Data listing:
╔══
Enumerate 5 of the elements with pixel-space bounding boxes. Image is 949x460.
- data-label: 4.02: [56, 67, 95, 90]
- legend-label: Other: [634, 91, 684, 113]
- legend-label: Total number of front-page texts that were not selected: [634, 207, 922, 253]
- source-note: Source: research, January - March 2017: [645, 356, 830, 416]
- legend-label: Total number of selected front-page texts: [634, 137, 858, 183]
╚══
**Requirements:** Rewrite the rows above, swapping "bounding boxes" for "coordinates" and keeping every other word unchanged.

**Full solution:**
Enumerate 5 of the elements with pixel-space coordinates. Image is 949x460.
- data-label: 4.02: [56, 67, 95, 90]
- legend-label: Other: [634, 91, 684, 113]
- legend-label: Total number of front-page texts that were not selected: [634, 207, 922, 253]
- source-note: Source: research, January - March 2017: [645, 356, 830, 416]
- legend-label: Total number of selected front-page texts: [634, 137, 858, 183]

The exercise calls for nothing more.